Copy each of the records below line for line, without the pictures.

-=-=-=-=-

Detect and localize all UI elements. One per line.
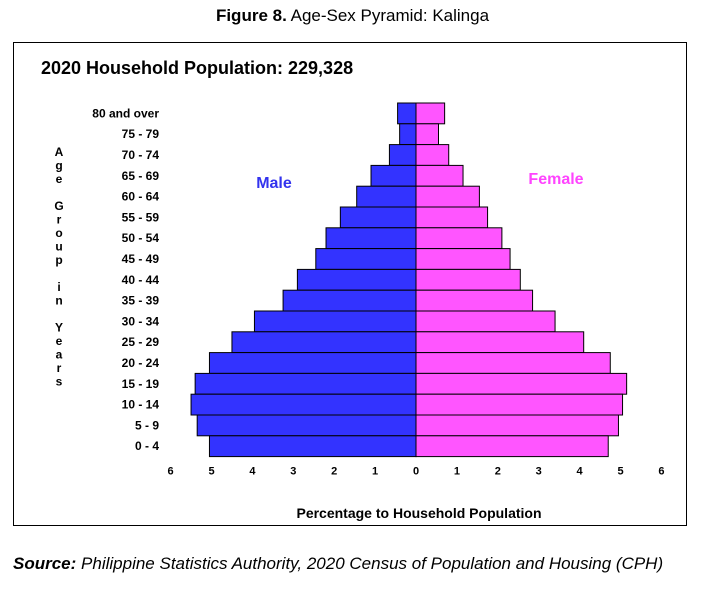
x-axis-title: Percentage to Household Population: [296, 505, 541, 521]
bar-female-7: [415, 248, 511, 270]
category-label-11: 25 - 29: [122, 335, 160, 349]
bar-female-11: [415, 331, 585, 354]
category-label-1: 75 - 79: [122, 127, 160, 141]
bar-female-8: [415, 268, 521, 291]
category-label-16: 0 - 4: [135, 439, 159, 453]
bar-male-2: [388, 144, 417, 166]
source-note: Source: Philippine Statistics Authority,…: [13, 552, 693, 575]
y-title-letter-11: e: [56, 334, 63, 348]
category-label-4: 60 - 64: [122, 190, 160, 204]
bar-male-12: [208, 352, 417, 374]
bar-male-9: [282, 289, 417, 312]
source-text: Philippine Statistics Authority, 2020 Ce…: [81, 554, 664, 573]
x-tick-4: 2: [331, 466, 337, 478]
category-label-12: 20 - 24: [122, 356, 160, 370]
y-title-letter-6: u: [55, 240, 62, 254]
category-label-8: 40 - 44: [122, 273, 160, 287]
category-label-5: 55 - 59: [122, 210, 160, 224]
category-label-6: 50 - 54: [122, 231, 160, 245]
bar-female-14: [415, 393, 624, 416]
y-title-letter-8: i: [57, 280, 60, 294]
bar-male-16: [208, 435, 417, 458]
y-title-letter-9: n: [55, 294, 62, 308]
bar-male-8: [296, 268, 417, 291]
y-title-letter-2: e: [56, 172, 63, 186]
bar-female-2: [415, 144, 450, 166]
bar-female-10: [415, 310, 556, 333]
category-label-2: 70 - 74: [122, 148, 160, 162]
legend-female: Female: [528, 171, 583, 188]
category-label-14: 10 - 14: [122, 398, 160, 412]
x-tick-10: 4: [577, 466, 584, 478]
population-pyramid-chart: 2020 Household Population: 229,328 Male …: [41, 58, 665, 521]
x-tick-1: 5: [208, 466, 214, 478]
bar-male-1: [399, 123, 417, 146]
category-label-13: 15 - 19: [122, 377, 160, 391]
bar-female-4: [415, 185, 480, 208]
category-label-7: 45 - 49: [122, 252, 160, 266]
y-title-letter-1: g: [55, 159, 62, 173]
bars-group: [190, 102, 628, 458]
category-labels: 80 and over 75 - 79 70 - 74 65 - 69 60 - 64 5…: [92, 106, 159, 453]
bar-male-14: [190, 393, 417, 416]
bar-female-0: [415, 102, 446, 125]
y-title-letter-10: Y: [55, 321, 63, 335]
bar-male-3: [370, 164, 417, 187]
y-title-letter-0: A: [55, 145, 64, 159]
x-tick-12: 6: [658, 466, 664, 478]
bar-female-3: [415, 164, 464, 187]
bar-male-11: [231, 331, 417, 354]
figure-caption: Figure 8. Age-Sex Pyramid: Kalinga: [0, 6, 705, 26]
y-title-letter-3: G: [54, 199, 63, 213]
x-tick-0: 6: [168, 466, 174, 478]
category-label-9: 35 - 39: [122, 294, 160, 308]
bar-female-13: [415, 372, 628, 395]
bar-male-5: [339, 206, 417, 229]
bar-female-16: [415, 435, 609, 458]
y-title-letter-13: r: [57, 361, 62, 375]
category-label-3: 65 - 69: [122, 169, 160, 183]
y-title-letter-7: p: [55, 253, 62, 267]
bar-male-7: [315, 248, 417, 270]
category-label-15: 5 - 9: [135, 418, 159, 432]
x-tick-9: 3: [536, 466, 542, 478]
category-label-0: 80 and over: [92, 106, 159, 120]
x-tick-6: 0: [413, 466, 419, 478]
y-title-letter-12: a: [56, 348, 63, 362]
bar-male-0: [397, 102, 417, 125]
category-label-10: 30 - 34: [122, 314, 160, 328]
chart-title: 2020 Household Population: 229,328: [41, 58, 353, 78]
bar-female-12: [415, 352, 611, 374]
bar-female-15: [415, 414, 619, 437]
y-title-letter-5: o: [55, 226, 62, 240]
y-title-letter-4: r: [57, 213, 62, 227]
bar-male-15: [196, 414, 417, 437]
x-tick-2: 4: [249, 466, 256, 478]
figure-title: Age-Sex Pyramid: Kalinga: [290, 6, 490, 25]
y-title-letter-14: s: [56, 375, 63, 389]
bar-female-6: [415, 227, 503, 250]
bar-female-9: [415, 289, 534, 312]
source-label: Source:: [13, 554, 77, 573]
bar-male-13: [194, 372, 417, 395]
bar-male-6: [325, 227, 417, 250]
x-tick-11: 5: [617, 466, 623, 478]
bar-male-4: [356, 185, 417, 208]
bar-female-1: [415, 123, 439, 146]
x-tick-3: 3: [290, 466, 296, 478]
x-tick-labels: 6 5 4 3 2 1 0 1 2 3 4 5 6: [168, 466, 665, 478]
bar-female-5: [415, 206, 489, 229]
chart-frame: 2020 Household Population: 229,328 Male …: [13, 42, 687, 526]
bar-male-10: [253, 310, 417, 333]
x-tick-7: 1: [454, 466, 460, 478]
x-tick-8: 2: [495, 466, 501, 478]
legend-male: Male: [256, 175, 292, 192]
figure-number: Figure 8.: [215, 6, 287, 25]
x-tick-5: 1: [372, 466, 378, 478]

-=-=-=-=-

**The reply:**
Detect and localize all UI elements. One per line.
x-axis-title: Percentage to Household Population: [296, 505, 541, 521]
bar-female-7: [415, 248, 511, 270]
category-label-11: 25 - 29: [122, 335, 160, 349]
bar-female-11: [415, 331, 585, 354]
category-label-1: 75 - 79: [122, 127, 160, 141]
bar-female-8: [415, 268, 521, 291]
category-label-16: 0 - 4: [135, 439, 159, 453]
bar-male-2: [388, 144, 417, 166]
source-note: Source: Philippine Statistics Authority,…: [13, 552, 693, 575]
y-title-letter-11: e: [56, 334, 63, 348]
category-label-4: 60 - 64: [122, 190, 160, 204]
bar-male-12: [208, 352, 417, 374]
bar-male-9: [282, 289, 417, 312]
source-text: Philippine Statistics Authority, 2020 Ce…: [81, 554, 664, 573]
x-tick-4: 2: [331, 466, 337, 478]
category-label-12: 20 - 24: [122, 356, 160, 370]
y-title-letter-6: u: [55, 240, 62, 254]
category-label-8: 40 - 44: [122, 273, 160, 287]
category-label-5: 55 - 59: [122, 210, 160, 224]
category-label-6: 50 - 54: [122, 231, 160, 245]
bar-female-14: [415, 393, 624, 416]
y-title-letter-8: i: [57, 280, 60, 294]
bar-male-16: [208, 435, 417, 458]
y-title-letter-9: n: [55, 294, 62, 308]
bar-male-8: [296, 268, 417, 291]
y-title-letter-2: e: [56, 172, 63, 186]
bar-female-2: [415, 144, 450, 166]
bar-female-10: [415, 310, 556, 333]
category-label-2: 70 - 74: [122, 148, 160, 162]
legend-female: Female: [528, 171, 583, 188]
category-label-14: 10 - 14: [122, 398, 160, 412]
x-tick-10: 4: [577, 466, 584, 478]
population-pyramid-chart: 2020 Household Population: 229,328 Male …: [41, 58, 665, 521]
x-tick-1: 5: [208, 466, 214, 478]
bar-male-1: [399, 123, 417, 146]
category-label-13: 15 - 19: [122, 377, 160, 391]
bar-female-4: [415, 185, 480, 208]
category-label-7: 45 - 49: [122, 252, 160, 266]
y-title-letter-1: g: [55, 159, 62, 173]
bars-group: [190, 102, 628, 458]
category-labels: 80 and over 75 - 79 70 - 74 65 - 69 60 - 64 5…: [92, 106, 159, 453]
bar-male-14: [190, 393, 417, 416]
bar-female-0: [415, 102, 446, 125]
y-title-letter-10: Y: [55, 321, 63, 335]
bar-male-3: [370, 164, 417, 187]
y-title-letter-0: A: [55, 145, 64, 159]
x-tick-12: 6: [658, 466, 664, 478]
bar-female-3: [415, 164, 464, 187]
bar-male-11: [231, 331, 417, 354]
figure-caption: Figure 8. Age-Sex Pyramid: Kalinga: [0, 6, 705, 26]
y-title-letter-3: G: [54, 199, 63, 213]
x-tick-0: 6: [168, 466, 174, 478]
category-label-9: 35 - 39: [122, 294, 160, 308]
bar-female-13: [415, 372, 628, 395]
bar-male-5: [339, 206, 417, 229]
bar-female-16: [415, 435, 609, 458]
y-title-letter-13: r: [57, 361, 62, 375]
category-label-3: 65 - 69: [122, 169, 160, 183]
y-title-letter-7: p: [55, 253, 62, 267]
bar-male-7: [315, 248, 417, 270]
category-label-15: 5 - 9: [135, 418, 159, 432]
x-tick-9: 3: [536, 466, 542, 478]
category-label-0: 80 and over: [92, 106, 159, 120]
x-tick-6: 0: [413, 466, 419, 478]
y-title-letter-12: a: [56, 348, 63, 362]
bar-male-0: [397, 102, 417, 125]
category-label-10: 30 - 34: [122, 314, 160, 328]
chart-title: 2020 Household Population: 229,328: [41, 58, 353, 78]
bar-female-12: [415, 352, 611, 374]
bar-female-15: [415, 414, 619, 437]
y-title-letter-5: o: [55, 226, 62, 240]
y-title-letter-4: r: [57, 213, 62, 227]
bar-male-15: [196, 414, 417, 437]
x-tick-2: 4: [249, 466, 256, 478]
figure-title: Age-Sex Pyramid: Kalinga: [290, 6, 490, 25]
y-title-letter-14: s: [56, 375, 63, 389]
bar-female-6: [415, 227, 503, 250]
bar-female-9: [415, 289, 534, 312]
source-label: Source:: [13, 554, 77, 573]
bar-male-13: [194, 372, 417, 395]
bar-male-6: [325, 227, 417, 250]
x-tick-11: 5: [617, 466, 623, 478]
bar-male-4: [356, 185, 417, 208]
bar-female-1: [415, 123, 439, 146]
x-tick-3: 3: [290, 466, 296, 478]
x-tick-labels: 6 5 4 3 2 1 0 1 2 3 4 5 6: [168, 466, 665, 478]
bar-female-5: [415, 206, 489, 229]
chart-frame: 2020 Household Population: 229,328 Male …: [13, 42, 687, 526]
bar-male-10: [253, 310, 417, 333]
x-tick-7: 1: [454, 466, 460, 478]
x-tick-8: 2: [495, 466, 501, 478]
legend-male: Male: [256, 175, 292, 192]
figure-number: Figure 8.: [215, 6, 287, 25]
x-tick-5: 1: [372, 466, 378, 478]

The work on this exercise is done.